PROVIDED RECORDS -

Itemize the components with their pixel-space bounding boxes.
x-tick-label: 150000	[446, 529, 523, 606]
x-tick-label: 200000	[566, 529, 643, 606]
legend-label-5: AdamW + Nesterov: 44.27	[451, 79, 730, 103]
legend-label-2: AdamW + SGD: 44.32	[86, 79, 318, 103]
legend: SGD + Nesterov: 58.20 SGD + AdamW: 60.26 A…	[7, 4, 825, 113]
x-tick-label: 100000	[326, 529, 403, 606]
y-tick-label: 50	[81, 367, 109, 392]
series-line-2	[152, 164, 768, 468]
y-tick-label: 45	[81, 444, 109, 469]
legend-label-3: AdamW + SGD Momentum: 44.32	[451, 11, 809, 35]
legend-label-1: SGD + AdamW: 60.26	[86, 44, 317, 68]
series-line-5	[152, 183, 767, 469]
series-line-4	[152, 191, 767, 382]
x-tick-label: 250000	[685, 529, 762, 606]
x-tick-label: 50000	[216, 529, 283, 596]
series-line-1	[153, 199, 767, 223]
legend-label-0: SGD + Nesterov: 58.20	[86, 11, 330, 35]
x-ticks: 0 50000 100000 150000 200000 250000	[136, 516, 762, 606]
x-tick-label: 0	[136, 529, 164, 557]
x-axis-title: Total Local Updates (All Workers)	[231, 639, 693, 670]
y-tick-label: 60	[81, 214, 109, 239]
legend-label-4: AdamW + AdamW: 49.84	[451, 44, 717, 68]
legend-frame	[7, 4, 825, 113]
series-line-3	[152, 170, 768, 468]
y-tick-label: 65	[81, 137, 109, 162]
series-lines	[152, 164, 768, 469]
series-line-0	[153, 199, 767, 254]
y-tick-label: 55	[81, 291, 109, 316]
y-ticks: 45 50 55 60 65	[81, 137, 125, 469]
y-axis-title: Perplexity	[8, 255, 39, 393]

SHORT EXERCISE - Can you reproduce the data above, swapping every "Nesterov" for "NAG" and leaving everything else unchanged?

ANSWER TO THE TASK -
Itemize the components with their pixel-space bounding boxes.
x-tick-label: 150000	[446, 529, 523, 606]
x-tick-label: 200000	[566, 529, 643, 606]
legend-label-5: AdamW + NAG: 44.27	[451, 79, 730, 103]
legend-label-2: AdamW + SGD: 44.32	[86, 79, 318, 103]
legend: SGD + NAG: 58.20 SGD + AdamW: 60.26 A…	[7, 4, 825, 113]
x-tick-label: 100000	[326, 529, 403, 606]
y-tick-label: 50	[81, 367, 109, 392]
series-line-2	[152, 164, 768, 468]
y-tick-label: 45	[81, 444, 109, 469]
legend-label-3: AdamW + SGD Momentum: 44.32	[451, 11, 809, 35]
legend-label-1: SGD + AdamW: 60.26	[86, 44, 317, 68]
series-line-5	[152, 183, 767, 469]
series-line-4	[152, 191, 767, 382]
x-tick-label: 250000	[685, 529, 762, 606]
x-tick-label: 50000	[216, 529, 283, 596]
series-line-1	[153, 199, 767, 223]
legend-label-0: SGD + NAG: 58.20	[86, 11, 330, 35]
x-ticks: 0 50000 100000 150000 200000 250000	[136, 516, 762, 606]
x-tick-label: 0	[136, 529, 164, 557]
x-axis-title: Total Local Updates (All Workers)	[231, 639, 693, 670]
y-tick-label: 60	[81, 214, 109, 239]
legend-label-4: AdamW + AdamW: 49.84	[451, 44, 717, 68]
legend-frame	[7, 4, 825, 113]
series-line-3	[152, 170, 768, 468]
y-tick-label: 65	[81, 137, 109, 162]
series-lines	[152, 164, 768, 469]
series-line-0	[153, 199, 767, 254]
y-tick-label: 55	[81, 291, 109, 316]
y-ticks: 45 50 55 60 65	[81, 137, 125, 469]
y-axis-title: Perplexity	[8, 255, 39, 393]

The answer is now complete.